Repeat the material exactly, every line of it.

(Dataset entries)
────────────────

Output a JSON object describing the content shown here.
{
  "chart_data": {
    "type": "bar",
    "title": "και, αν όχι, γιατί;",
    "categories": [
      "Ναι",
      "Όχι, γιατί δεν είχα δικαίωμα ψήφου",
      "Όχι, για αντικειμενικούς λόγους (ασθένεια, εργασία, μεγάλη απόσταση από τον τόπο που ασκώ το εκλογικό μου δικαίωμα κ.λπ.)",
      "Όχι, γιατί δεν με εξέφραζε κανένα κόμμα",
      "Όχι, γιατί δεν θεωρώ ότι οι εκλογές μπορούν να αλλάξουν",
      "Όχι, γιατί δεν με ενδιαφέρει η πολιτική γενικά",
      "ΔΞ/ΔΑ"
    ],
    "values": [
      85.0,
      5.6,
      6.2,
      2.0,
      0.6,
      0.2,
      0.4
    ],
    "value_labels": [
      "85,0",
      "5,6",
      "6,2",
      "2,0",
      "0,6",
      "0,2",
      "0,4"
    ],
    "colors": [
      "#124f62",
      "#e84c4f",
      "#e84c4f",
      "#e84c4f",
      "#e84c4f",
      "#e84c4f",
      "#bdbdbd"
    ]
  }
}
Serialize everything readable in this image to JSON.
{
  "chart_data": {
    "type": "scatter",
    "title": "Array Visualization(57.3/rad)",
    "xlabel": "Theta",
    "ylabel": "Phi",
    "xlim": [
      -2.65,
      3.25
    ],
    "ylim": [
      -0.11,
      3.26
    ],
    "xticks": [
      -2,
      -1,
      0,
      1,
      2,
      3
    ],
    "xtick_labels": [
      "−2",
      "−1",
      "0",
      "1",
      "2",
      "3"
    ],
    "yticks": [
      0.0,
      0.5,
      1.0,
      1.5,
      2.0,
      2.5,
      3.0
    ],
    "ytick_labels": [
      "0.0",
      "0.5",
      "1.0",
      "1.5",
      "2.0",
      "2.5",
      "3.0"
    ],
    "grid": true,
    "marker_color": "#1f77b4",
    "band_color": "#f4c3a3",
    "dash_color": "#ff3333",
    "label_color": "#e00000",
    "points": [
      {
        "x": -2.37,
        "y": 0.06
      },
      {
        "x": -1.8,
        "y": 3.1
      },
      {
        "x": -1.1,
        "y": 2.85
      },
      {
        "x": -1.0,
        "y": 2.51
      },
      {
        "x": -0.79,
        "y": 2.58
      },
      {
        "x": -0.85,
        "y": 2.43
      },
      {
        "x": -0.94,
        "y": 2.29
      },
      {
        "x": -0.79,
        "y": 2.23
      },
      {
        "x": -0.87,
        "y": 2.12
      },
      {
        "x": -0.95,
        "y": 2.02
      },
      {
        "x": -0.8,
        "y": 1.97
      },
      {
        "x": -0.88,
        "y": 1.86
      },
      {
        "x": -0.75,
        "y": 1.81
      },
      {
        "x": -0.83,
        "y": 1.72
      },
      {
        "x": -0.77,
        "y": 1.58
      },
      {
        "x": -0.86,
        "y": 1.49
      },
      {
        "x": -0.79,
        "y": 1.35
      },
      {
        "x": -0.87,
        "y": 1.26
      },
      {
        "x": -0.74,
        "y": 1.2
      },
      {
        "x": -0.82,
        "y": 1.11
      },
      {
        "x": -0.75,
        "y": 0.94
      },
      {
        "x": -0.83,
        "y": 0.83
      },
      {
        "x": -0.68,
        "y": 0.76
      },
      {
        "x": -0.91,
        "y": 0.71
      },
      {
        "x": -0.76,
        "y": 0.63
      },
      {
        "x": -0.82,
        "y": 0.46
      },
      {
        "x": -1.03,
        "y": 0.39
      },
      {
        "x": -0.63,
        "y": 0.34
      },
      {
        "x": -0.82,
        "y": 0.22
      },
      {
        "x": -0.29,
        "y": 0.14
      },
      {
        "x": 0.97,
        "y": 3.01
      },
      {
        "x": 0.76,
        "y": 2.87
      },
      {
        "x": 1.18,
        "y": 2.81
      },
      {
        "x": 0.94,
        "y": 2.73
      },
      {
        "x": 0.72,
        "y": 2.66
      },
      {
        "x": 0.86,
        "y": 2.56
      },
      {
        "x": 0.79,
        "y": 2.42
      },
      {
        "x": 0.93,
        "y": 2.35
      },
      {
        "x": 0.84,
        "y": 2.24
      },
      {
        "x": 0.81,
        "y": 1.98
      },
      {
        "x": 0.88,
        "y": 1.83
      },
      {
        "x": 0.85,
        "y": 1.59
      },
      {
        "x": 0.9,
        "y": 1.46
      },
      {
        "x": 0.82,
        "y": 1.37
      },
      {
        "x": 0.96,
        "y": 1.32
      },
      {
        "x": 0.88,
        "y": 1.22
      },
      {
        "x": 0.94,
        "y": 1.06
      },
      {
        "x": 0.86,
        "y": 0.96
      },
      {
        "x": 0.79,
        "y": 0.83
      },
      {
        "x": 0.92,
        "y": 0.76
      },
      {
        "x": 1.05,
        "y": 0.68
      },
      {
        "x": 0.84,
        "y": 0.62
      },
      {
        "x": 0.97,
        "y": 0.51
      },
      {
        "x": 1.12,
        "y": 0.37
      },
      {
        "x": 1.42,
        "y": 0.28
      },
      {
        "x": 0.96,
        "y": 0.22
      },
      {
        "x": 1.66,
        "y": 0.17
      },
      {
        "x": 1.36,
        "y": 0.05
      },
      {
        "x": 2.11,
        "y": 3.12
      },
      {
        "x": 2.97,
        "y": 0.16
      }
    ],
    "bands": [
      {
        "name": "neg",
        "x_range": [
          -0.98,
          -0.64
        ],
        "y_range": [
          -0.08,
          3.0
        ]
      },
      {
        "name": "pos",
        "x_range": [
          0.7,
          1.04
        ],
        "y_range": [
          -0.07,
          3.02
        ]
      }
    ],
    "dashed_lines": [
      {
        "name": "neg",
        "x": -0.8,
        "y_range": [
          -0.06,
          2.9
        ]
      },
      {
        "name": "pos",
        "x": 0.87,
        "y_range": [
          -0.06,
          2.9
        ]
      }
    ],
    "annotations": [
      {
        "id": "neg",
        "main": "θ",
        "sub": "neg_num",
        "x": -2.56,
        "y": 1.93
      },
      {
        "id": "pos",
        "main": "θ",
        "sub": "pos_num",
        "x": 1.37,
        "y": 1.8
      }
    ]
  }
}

────────────────

▶ **WRITTEN ANSWER**
Output a JSON object describing the content shown here.
{
  "chart_data": {
    "type": "bar",
    "title": "και, αν όχι, γιατί;",
    "categories": [
      "Ναι",
      "Όχι, γιατί δεν είχα δικαίωμα ψήφου",
      "Όχι, για αντικειμενικούς λόγους (ασθένεια, εργασία, μεγάλη απόσταση από τον τόπο που ασκώ το εκλογικό μου δικαίωμα κ.λπ.)",
      "Όχι, γιατί δεν με εξέφραζε κανένα κόμμα",
      "Όχι, γιατί δεν θεωρώ ότι οι εκλογές μπορούν να αλλάξουν",
      "Όχι, γιατί δεν με ενδιαφέρει η πολιτική γενικά",
      "ΔΞ/ΔΑ"
    ],
    "values": [
      85.0,
      5.6,
      6.2,
      2.0,
      0.6,
      0.2,
      0.4
    ],
    "value_labels": [
      "85,0",
      "5,6",
      "6,2",
      "2,0",
      "0,6",
      "0,2",
      "0,4"
    ],
    "colors": [
      "#124f62",
      "#e84c4f",
      "#e84c4f",
      "#e84c4f",
      "#e84c4f",
      "#e84c4f",
      "#bdbdbd"
    ]
  }
}
Serialize everything readable in this image to JSON.
{
  "chart_data": {
    "type": "scatter",
    "title": "Array Visualization(57.3/rad)",
    "xlabel": "Theta",
    "ylabel": "Phi",
    "xlim": [
      -2.65,
      3.25
    ],
    "ylim": [
      -0.11,
      3.26
    ],
    "xticks": [
      -2,
      -1,
      0,
      1,
      2,
      3
    ],
    "xtick_labels": [
      "−2",
      "−1",
      "0",
      "1",
      "2",
      "3"
    ],
    "yticks": [
      0.0,
      0.5,
      1.0,
      1.5,
      2.0,
      2.5,
      3.0
    ],
    "ytick_labels": [
      "0.0",
      "0.5",
      "1.0",
      "1.5",
      "2.0",
      "2.5",
      "3.0"
    ],
    "grid": true,
    "marker_color": "#1f77b4",
    "band_color": "#f4c3a3",
    "dash_color": "#ff3333",
    "label_color": "#e00000",
    "points": [
      {
        "x": -2.37,
        "y": 0.06
      },
      {
        "x": -1.8,
        "y": 3.1
      },
      {
        "x": -1.1,
        "y": 2.85
      },
      {
        "x": -1.0,
        "y": 2.51
      },
      {
        "x": -0.79,
        "y": 2.58
      },
      {
        "x": -0.85,
        "y": 2.43
      },
      {
        "x": -0.94,
        "y": 2.29
      },
      {
        "x": -0.79,
        "y": 2.23
      },
      {
        "x": -0.87,
        "y": 2.12
      },
      {
        "x": -0.95,
        "y": 2.02
      },
      {
        "x": -0.8,
        "y": 1.97
      },
      {
        "x": -0.88,
        "y": 1.86
      },
      {
        "x": -0.75,
        "y": 1.81
      },
      {
        "x": -0.83,
        "y": 1.72
      },
      {
        "x": -0.77,
        "y": 1.58
      },
      {
        "x": -0.86,
        "y": 1.49
      },
      {
        "x": -0.79,
        "y": 1.35
      },
      {
        "x": -0.87,
        "y": 1.26
      },
      {
        "x": -0.74,
        "y": 1.2
      },
      {
        "x": -0.82,
        "y": 1.11
      },
      {
        "x": -0.75,
        "y": 0.94
      },
      {
        "x": -0.83,
        "y": 0.83
      },
      {
        "x": -0.68,
        "y": 0.76
      },
      {
        "x": -0.91,
        "y": 0.71
      },
      {
        "x": -0.76,
        "y": 0.63
      },
      {
        "x": -0.82,
        "y": 0.46
      },
      {
        "x": -1.03,
        "y": 0.39
      },
      {
        "x": -0.63,
        "y": 0.34
      },
      {
        "x": -0.82,
        "y": 0.22
      },
      {
        "x": -0.29,
        "y": 0.14
      },
      {
        "x": 0.97,
        "y": 3.01
      },
      {
        "x": 0.76,
        "y": 2.87
      },
      {
        "x": 1.18,
        "y": 2.81
      },
      {
        "x": 0.94,
        "y": 2.73
      },
      {
        "x": 0.72,
        "y": 2.66
      },
      {
        "x": 0.86,
        "y": 2.56
      },
      {
        "x": 0.79,
        "y": 2.42
      },
      {
        "x": 0.93,
        "y": 2.35
      },
      {
        "x": 0.84,
        "y": 2.24
      },
      {
        "x": 0.81,
        "y": 1.98
      },
      {
        "x": 0.88,
        "y": 1.83
      },
      {
        "x": 0.85,
        "y": 1.59
      },
      {
        "x": 0.9,
        "y": 1.46
      },
      {
        "x": 0.82,
        "y": 1.37
      },
      {
        "x": 0.96,
        "y": 1.32
      },
      {
        "x": 0.88,
        "y": 1.22
      },
      {
        "x": 0.94,
        "y": 1.06
      },
      {
        "x": 0.86,
        "y": 0.96
      },
      {
        "x": 0.79,
        "y": 0.83
      },
      {
        "x": 0.92,
        "y": 0.76
      },
      {
        "x": 1.05,
        "y": 0.68
      },
      {
        "x": 0.84,
        "y": 0.62
      },
      {
        "x": 0.97,
        "y": 0.51
      },
      {
        "x": 1.12,
        "y": 0.37
      },
      {
        "x": 1.42,
        "y": 0.28
      },
      {
        "x": 0.96,
        "y": 0.22
      },
      {
        "x": 1.66,
        "y": 0.17
      },
      {
        "x": 1.36,
        "y": 0.05
      },
      {
        "x": 2.11,
        "y": 3.12
      },
      {
        "x": 2.97,
        "y": 0.16
      }
    ],
    "bands": [
      {
        "name": "neg",
        "x_range": [
          -0.98,
          -0.64
        ],
        "y_range": [
          -0.08,
          3.0
        ]
      },
      {
        "name": "pos",
        "x_range": [
          0.7,
          1.04
        ],
        "y_range": [
          -0.07,
          3.02
        ]
      }
    ],
    "dashed_lines": [
      {
        "name": "neg",
        "x": -0.8,
        "y_range": [
          -0.06,
          2.9
        ]
      },
      {
        "name": "pos",
        "x": 0.87,
        "y_range": [
          -0.06,
          2.9
        ]
      }
    ],
    "annotations": [
      {
        "id": "neg",
        "main": "θ",
        "sub": "neg_num",
        "x": -2.56,
        "y": 1.93
      },
      {
        "id": "pos",
        "main": "θ",
        "sub": "pos_num",
        "x": 1.37,
        "y": 1.8
      }
    ]
  }
}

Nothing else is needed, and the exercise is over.